WHAT YOU HAVE TO DO: Set every record down verbatim and omit the pictures.

[Dataset entries]
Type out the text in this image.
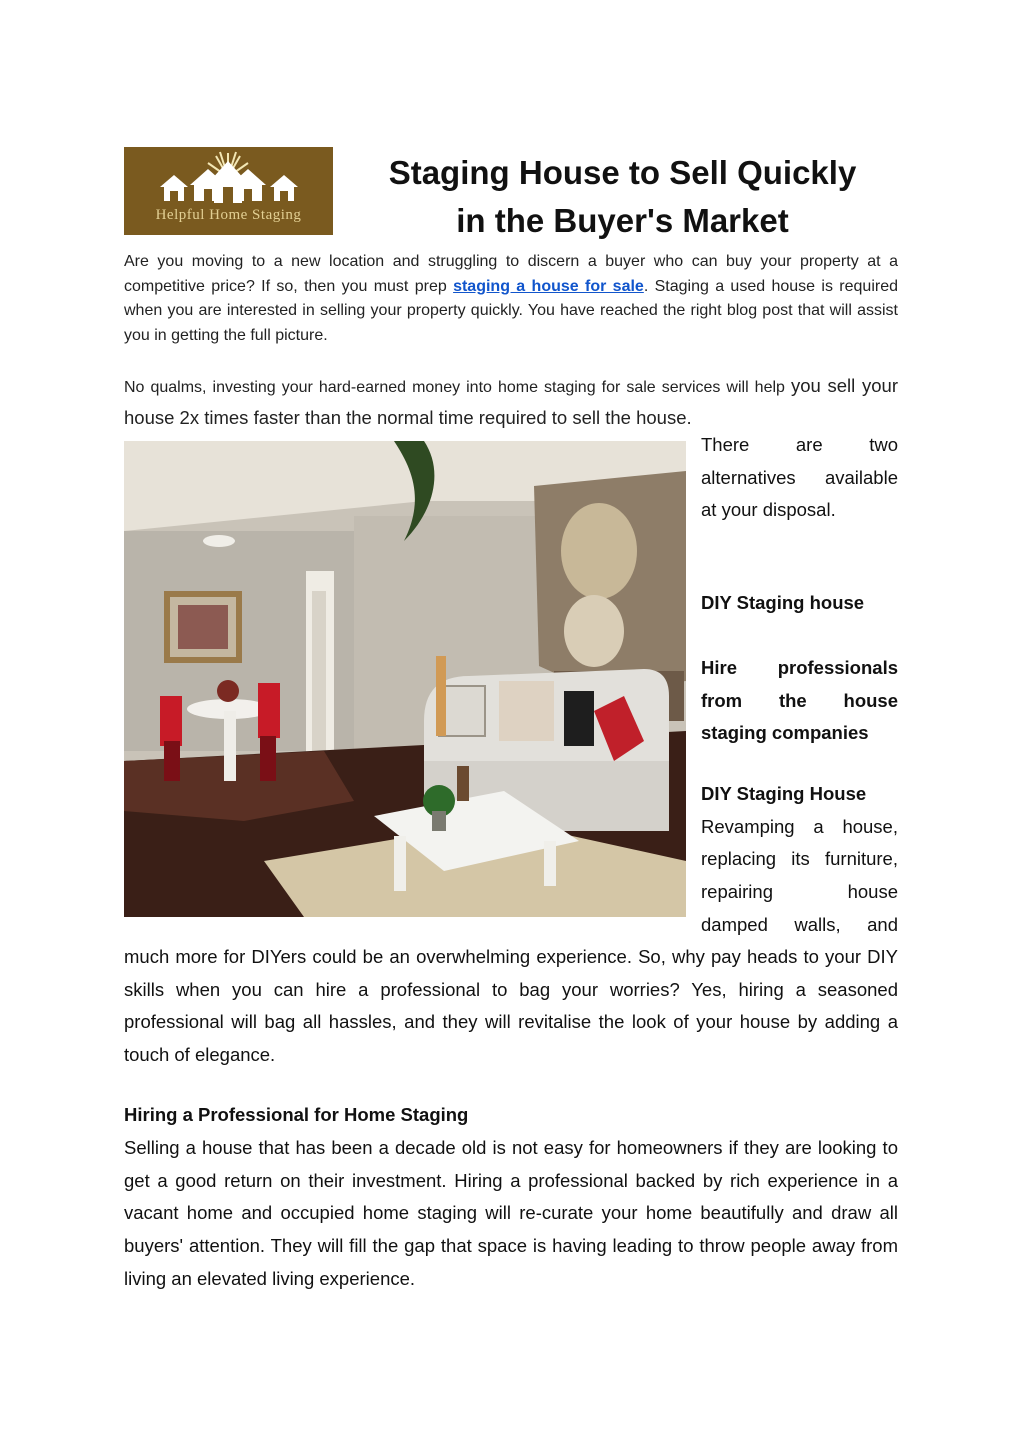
Helpful Home Staging
Staging House to Sell Quickly
in the Buyer's Market

Are you moving to a new location and struggling to discern a buyer who can buy your property at a competitive price? If so, then you must prep staging a house for sale. Staging a used house is required when you are interested in selling your property quickly. You have reached the right blog post that will assist you in getting the full picture.

No qualms, investing your hard-earned money into home staging for sale services will help you sell your house 2x times faster than the normal time required to sell the house.

There are two

alternatives available

at your disposal.

DIY Staging house

Hire professionals

from the house

staging companies

DIY Staging House

Revamping a house,

replacing its furniture,

repairing house

damped walls, and

much more for DIYers could be an overwhelming experience. So, why pay heads to your DIY skills when you can hire a professional to bag your worries? Yes, hiring a seasoned professional will bag all hassles, and they will revitalise the look of your house by adding a touch of elegance.

Hiring a Professional for Home Staging

Selling a house that has been a decade old is not easy for homeowners if they are looking to get a good return on their investment. Hiring a professional backed by rich experience in a vacant home and occupied home staging will re-curate your home beautifully and draw all buyers' attention. They will fill the gap that space is having leading to throw people away from living an elevated living experience.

ANSWER TO THIS TASK:
Type out the text in this image.
Helpful Home Staging
Staging House to Sell Quickly
in the Buyer's Market

Are you moving to a new location and struggling to discern a buyer who can buy your property at a competitive price? If so, then you must prep staging a house for sale. Staging a used house is required when you are interested in selling your property quickly. You have reached the right blog post that will assist you in getting the full picture.

No qualms, investing your hard-earned money into home staging for sale services will help you sell your house 2x times faster than the normal time required to sell the house.

There are two

alternatives available

at your disposal.

DIY Staging house

Hire professionals

from the house

staging companies

DIY Staging House

Revamping a house,

replacing its furniture,

repairing house

damped walls, and

much more for DIYers could be an overwhelming experience. So, why pay heads to your DIY skills when you can hire a professional to bag your worries? Yes, hiring a seasoned professional will bag all hassles, and they will revitalise the look of your house by adding a touch of elegance.

Hiring a Professional for Home Staging

Selling a house that has been a decade old is not easy for homeowners if they are looking to get a good return on their investment. Hiring a professional backed by rich experience in a vacant home and occupied home staging will re-curate your home beautifully and draw all buyers' attention. They will fill the gap that space is having leading to throw people away from living an elevated living experience.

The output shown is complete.